▶ _Goal_: Within the material below, find each line bearing the word "label" and present it.

▶ _Data for the task_:
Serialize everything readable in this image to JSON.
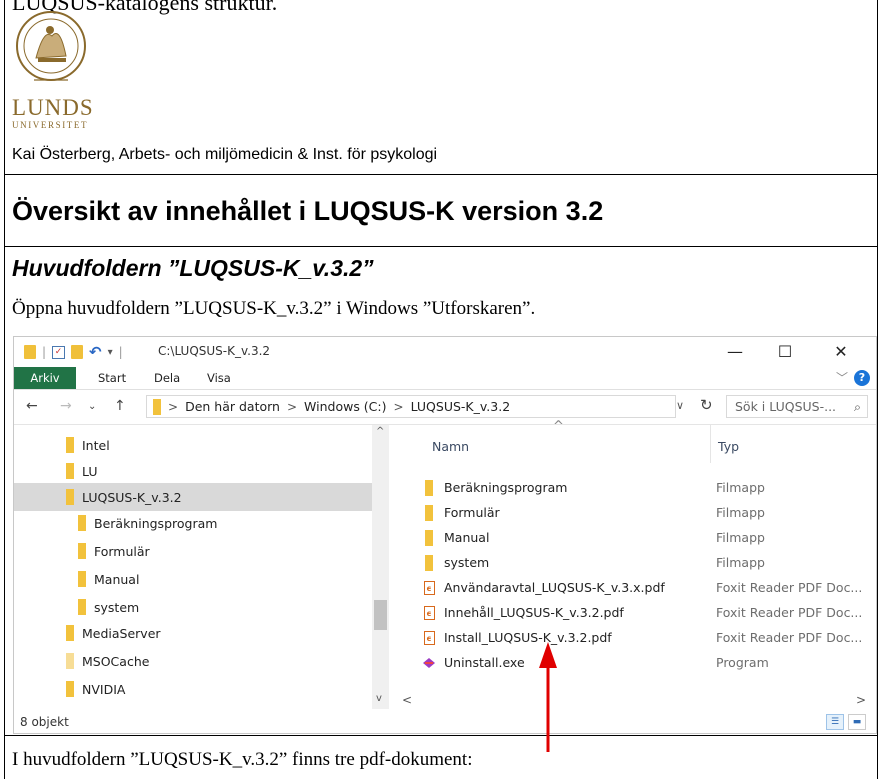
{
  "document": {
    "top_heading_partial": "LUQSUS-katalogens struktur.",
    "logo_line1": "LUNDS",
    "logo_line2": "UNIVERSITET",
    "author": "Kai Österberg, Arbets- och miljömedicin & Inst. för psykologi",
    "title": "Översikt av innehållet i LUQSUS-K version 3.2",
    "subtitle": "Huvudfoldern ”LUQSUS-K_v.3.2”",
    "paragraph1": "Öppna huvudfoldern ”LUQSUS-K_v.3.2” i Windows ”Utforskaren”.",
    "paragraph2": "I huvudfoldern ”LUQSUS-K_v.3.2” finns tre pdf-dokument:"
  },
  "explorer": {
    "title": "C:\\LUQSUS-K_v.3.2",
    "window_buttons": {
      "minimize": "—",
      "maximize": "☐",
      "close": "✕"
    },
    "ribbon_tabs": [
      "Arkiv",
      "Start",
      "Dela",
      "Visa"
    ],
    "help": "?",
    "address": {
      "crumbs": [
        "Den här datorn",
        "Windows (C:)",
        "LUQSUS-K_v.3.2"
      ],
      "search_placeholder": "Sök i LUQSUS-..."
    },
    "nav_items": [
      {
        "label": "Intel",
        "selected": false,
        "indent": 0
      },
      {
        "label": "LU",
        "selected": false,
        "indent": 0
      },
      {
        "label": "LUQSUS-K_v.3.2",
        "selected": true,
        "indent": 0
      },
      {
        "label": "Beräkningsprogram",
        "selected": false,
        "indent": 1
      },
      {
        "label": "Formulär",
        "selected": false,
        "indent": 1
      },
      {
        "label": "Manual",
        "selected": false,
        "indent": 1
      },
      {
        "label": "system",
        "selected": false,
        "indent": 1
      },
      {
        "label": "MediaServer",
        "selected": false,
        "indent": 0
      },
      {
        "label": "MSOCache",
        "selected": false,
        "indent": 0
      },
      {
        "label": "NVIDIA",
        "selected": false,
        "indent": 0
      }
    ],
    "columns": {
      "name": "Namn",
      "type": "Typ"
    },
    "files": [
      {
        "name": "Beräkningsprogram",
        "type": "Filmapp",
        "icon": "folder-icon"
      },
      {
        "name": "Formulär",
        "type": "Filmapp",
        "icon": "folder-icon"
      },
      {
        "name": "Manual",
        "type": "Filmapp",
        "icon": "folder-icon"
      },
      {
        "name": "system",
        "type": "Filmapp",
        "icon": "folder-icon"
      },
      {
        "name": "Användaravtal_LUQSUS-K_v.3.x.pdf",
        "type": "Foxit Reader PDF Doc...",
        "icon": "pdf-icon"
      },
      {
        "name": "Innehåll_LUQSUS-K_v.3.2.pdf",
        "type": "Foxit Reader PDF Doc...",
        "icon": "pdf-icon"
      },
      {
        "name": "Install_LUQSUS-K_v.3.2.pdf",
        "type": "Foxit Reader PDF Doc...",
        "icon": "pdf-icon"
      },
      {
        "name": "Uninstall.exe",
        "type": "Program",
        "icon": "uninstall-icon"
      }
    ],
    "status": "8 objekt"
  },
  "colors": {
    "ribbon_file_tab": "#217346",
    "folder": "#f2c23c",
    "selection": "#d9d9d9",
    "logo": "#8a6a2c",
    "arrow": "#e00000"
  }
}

==

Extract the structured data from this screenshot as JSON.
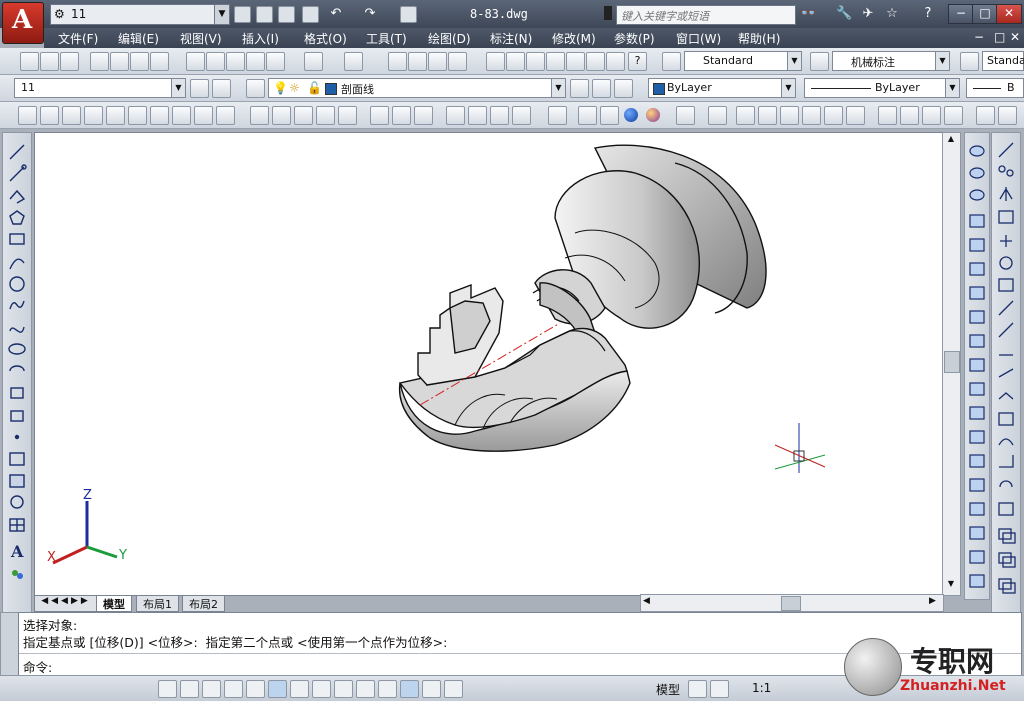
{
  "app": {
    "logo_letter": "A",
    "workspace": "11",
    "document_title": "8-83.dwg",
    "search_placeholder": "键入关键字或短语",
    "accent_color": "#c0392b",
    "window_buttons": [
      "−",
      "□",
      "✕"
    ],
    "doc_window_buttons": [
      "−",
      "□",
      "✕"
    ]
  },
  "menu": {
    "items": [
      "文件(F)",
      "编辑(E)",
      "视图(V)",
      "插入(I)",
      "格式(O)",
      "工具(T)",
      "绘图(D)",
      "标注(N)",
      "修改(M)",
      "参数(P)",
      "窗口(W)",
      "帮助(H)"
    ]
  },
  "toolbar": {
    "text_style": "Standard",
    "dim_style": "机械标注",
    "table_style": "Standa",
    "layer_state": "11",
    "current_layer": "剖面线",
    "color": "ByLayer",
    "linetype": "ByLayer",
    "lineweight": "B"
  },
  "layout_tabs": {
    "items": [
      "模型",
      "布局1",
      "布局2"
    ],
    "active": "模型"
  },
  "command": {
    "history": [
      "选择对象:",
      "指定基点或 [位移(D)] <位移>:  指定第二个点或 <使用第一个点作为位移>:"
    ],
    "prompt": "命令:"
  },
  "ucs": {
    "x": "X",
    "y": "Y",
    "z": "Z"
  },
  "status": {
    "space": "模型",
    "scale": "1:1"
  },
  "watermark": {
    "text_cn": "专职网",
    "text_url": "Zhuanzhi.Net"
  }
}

▶ _Correct answer_:
        "label": "Intel",
        "label": "LU",
        "label": "LUQSUS-K_v.3.2",
        "label": "Beräkningsprogram",
        "label": "Formulär",
        "label": "Manual",
        "label": "system",
        "label": "MediaServer",
        "label": "MSOCache",
        "label": "NVIDIA",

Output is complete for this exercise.